- Stated task
Omit the pictures from the entries below and retype everything else exactly.

Extracted data entries
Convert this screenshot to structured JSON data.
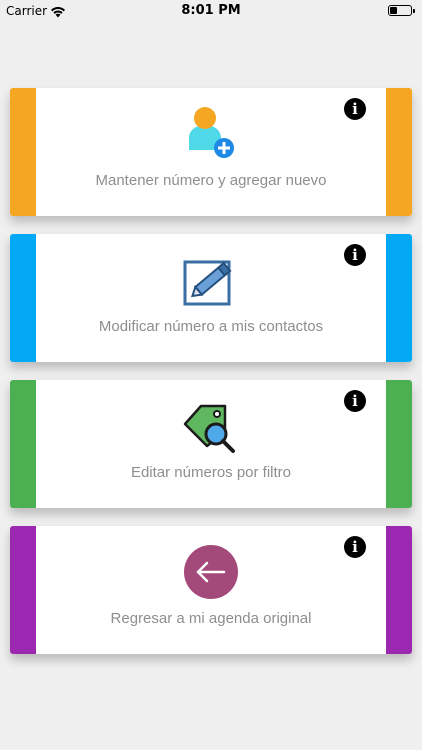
{
  "status_bar": {
    "carrier": "Carrier",
    "time": "8:01 PM",
    "icons": [
      "wifi-icon",
      "battery-icon"
    ]
  },
  "options": [
    {
      "label": "Mantener número y agregar nuevo",
      "color": "#f5a623",
      "icon": "add-contact-icon"
    },
    {
      "label": "Modificar número a mis contactos",
      "color": "#03a9f4",
      "icon": "edit-icon"
    },
    {
      "label": "Editar números por filtro",
      "color": "#4caf50",
      "icon": "tag-search-icon"
    },
    {
      "label": "Regresar a mi agenda original",
      "color": "#9c27b0",
      "icon": "back-arrow-icon"
    }
  ],
  "info_icon": "info-icon"
}
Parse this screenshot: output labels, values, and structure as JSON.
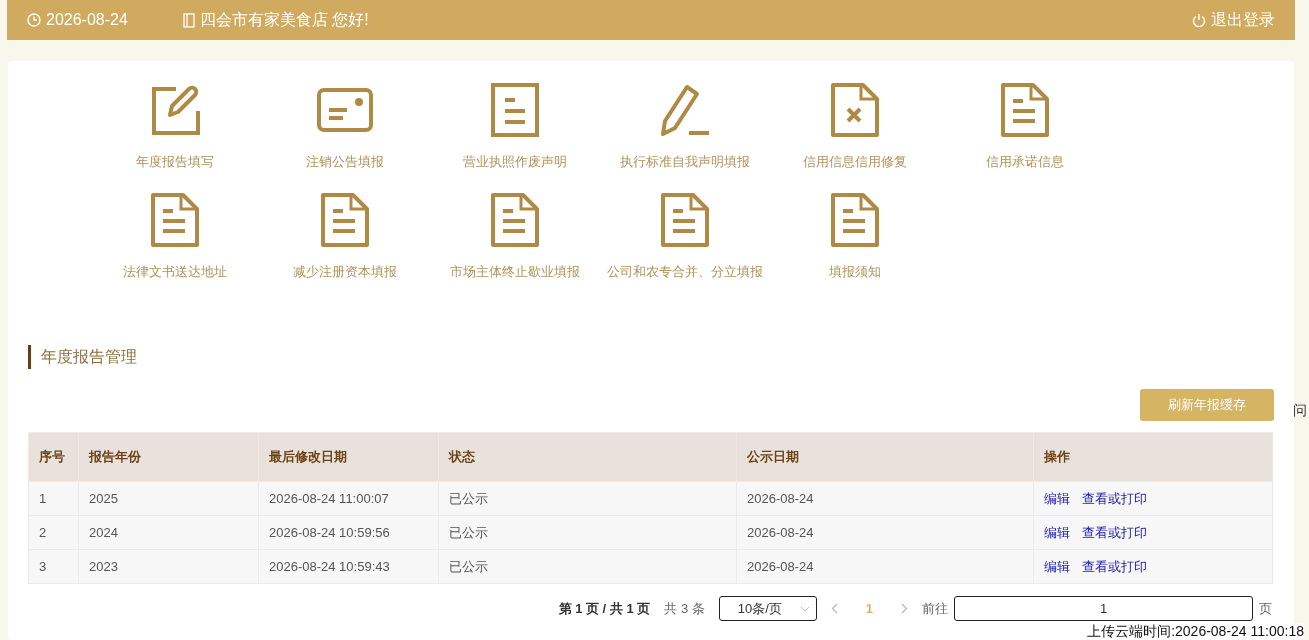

- Result of the task
Convert this screenshot to structured JSON data.
{
  "status_bar": {
    "carrier": "Carrier",
    "time": "8:01 PM",
    "icons": [
      "wifi-icon",
      "battery-icon"
    ]
  },
  "options": [
    {
      "label": "Mantener número y agregar nuevo",
      "color": "#f5a623",
      "icon": "add-contact-icon"
    },
    {
      "label": "Modificar número a mis contactos",
      "color": "#03a9f4",
      "icon": "edit-icon"
    },
    {
      "label": "Editar números por filtro",
      "color": "#4caf50",
      "icon": "tag-search-icon"
    },
    {
      "label": "Regresar a mi agenda original",
      "color": "#9c27b0",
      "icon": "back-arrow-icon"
    }
  ],
  "info_icon": "info-icon"
}
Parse this screenshot: output labels, values, and structure as JSON.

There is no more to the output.